── Data provided ──
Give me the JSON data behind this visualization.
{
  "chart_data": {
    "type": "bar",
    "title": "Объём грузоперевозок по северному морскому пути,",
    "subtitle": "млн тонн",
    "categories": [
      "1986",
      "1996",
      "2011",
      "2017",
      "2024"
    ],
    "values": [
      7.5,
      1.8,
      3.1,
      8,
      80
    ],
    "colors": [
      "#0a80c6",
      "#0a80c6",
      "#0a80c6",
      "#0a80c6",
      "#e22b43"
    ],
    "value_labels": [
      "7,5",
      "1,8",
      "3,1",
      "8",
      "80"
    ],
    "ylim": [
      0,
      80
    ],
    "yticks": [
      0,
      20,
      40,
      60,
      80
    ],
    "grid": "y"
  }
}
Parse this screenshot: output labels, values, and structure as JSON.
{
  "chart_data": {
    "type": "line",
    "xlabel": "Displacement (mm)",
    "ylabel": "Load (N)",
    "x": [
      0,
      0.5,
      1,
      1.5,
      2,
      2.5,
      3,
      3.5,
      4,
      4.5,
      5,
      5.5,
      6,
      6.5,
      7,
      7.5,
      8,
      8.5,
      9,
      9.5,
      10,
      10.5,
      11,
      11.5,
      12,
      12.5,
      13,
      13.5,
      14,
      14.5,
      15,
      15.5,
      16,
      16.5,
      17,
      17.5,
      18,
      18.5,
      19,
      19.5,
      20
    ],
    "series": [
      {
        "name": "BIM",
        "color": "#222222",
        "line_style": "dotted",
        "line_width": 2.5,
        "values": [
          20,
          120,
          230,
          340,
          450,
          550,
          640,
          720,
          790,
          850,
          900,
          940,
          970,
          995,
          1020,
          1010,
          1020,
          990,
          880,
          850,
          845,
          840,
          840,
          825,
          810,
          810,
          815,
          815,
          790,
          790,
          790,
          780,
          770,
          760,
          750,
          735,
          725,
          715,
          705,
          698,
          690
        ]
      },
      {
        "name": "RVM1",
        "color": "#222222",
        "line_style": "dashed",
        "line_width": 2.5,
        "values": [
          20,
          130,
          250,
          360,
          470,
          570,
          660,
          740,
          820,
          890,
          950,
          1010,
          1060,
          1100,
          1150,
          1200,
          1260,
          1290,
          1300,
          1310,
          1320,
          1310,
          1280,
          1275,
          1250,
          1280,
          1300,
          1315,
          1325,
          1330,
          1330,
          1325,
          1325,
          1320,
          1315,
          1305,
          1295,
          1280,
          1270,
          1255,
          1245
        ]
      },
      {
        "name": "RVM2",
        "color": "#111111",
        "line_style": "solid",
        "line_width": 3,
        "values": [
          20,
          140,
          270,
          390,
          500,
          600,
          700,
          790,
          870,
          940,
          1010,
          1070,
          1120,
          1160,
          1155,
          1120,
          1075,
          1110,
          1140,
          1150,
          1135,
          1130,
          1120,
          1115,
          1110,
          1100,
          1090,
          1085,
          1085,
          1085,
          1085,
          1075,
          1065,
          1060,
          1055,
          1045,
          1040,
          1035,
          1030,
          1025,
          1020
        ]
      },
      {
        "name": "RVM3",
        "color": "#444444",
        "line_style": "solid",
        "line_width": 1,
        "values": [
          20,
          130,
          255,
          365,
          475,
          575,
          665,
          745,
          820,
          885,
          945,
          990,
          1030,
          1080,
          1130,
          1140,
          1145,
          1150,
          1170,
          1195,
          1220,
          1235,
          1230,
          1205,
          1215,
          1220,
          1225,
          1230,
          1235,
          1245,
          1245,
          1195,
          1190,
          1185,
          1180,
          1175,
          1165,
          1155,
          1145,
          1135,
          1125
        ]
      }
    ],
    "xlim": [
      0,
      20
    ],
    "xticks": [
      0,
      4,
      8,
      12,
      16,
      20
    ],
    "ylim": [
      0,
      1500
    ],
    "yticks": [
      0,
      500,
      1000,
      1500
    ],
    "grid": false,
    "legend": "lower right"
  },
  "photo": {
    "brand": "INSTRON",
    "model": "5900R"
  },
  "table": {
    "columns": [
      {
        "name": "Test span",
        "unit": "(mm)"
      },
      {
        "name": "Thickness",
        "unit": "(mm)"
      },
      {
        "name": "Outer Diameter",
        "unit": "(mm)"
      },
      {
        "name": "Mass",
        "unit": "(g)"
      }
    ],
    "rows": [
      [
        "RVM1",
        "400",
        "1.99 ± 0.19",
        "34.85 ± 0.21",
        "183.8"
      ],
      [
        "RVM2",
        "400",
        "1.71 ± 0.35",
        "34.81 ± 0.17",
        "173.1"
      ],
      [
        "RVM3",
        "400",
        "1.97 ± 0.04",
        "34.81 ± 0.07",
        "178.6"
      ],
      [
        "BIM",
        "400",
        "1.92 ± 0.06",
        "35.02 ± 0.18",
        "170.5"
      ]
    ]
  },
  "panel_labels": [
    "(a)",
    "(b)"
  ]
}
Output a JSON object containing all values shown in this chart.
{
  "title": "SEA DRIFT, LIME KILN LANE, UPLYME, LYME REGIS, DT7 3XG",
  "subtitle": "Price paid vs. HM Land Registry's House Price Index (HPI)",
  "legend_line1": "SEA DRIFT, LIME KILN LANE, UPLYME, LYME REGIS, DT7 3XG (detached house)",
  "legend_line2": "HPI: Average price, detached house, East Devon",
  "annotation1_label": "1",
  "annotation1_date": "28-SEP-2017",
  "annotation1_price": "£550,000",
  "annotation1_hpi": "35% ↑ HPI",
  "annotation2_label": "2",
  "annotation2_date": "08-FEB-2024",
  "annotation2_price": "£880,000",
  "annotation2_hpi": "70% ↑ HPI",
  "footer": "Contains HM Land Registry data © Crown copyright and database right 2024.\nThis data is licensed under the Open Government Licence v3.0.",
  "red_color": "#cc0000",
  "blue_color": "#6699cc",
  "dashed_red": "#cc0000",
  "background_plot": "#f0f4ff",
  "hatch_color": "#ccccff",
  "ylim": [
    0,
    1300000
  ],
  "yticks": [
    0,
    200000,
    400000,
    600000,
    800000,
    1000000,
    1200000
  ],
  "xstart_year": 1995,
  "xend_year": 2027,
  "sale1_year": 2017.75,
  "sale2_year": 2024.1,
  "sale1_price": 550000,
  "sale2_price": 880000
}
───
• Aim:
Search the listing for the word "detached" and return each line that holds it.

• Solution for this task:
  "legend_line1": "SEA DRIFT, LIME KILN LANE, UPLYME, LYME REGIS, DT7 3XG (detached house)",
  "legend_line2": "HPI: Average price, detached house, East Devon",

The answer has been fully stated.